___ Excerpted data

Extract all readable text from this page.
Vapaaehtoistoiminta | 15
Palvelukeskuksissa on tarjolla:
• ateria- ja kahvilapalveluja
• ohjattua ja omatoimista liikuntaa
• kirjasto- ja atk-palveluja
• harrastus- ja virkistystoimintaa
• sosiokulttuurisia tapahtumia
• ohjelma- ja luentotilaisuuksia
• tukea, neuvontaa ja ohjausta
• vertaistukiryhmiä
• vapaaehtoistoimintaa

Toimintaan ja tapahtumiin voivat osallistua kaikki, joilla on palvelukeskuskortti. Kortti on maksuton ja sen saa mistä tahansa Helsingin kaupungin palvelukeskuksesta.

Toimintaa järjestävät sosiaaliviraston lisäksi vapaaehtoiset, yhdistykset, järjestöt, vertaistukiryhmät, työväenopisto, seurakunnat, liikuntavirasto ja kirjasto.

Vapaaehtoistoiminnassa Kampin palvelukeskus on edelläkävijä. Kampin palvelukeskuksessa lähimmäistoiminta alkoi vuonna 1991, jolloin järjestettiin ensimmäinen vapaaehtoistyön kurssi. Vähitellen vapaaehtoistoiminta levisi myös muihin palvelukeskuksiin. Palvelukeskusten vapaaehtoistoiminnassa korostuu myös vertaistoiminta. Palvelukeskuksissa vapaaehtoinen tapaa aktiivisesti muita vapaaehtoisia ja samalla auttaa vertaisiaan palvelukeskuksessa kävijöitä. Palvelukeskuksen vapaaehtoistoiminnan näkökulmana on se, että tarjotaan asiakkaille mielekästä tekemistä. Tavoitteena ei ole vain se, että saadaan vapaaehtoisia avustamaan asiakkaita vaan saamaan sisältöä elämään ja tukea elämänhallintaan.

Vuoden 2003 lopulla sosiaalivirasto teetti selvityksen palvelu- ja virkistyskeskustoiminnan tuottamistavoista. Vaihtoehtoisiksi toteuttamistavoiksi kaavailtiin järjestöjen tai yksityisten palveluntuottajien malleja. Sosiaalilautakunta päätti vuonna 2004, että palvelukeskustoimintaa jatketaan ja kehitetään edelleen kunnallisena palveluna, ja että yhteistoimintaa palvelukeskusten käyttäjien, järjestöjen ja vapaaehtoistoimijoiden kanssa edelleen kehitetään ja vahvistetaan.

______

What is asked >> Transcribe every entry word for word.

Expected answer >>
Extract all readable text from this page.
Vapaaehtoistoiminta | 15
Palvelukeskuksissa on tarjolla:
• ateria- ja kahvilapalveluja
• ohjattua ja omatoimista liikuntaa
• kirjasto- ja atk-palveluja
• harrastus- ja virkistystoimintaa
• sosiokulttuurisia tapahtumia
• ohjelma- ja luentotilaisuuksia
• tukea, neuvontaa ja ohjausta
• vertaistukiryhmiä
• vapaaehtoistoimintaa

Toimintaan ja tapahtumiin voivat osallistua kaikki, joilla on palvelukeskuskortti. Kortti on maksuton ja sen saa mistä tahansa Helsingin kaupungin palvelukeskuksesta.

Toimintaa järjestävät sosiaaliviraston lisäksi vapaaehtoiset, yhdistykset, järjestöt, vertaistukiryhmät, työväenopisto, seurakunnat, liikuntavirasto ja kirjasto.

Vapaaehtoistoiminnassa Kampin palvelukeskus on edelläkävijä. Kampin palvelukeskuksessa lähimmäistoiminta alkoi vuonna 1991, jolloin järjestettiin ensimmäinen vapaaehtoistyön kurssi. Vähitellen vapaaehtoistoiminta levisi myös muihin palvelukeskuksiin. Palvelukeskusten vapaaehtoistoiminnassa korostuu myös vertaistoiminta. Palvelukeskuksissa vapaaehtoinen tapaa aktiivisesti muita vapaaehtoisia ja samalla auttaa vertaisiaan palvelukeskuksessa kävijöitä. Palvelukeskuksen vapaaehtoistoiminnan näkökulmana on se, että tarjotaan asiakkaille mielekästä tekemistä. Tavoitteena ei ole vain se, että saadaan vapaaehtoisia avustamaan asiakkaita vaan saamaan sisältöä elämään ja tukea elämänhallintaan.

Vuoden 2003 lopulla sosiaalivirasto teetti selvityksen palvelu- ja virkistyskeskustoiminnan tuottamistavoista. Vaihtoehtoisiksi toteuttamistavoiksi kaavailtiin järjestöjen tai yksityisten palveluntuottajien malleja. Sosiaalilautakunta päätti vuonna 2004, että palvelukeskustoimintaa jatketaan ja kehitetään edelleen kunnallisena palveluna, ja että yhteistoimintaa palvelukeskusten käyttäjien, järjestöjen ja vapaaehtoistoimijoiden kanssa edelleen kehitetään ja vahvistetaan.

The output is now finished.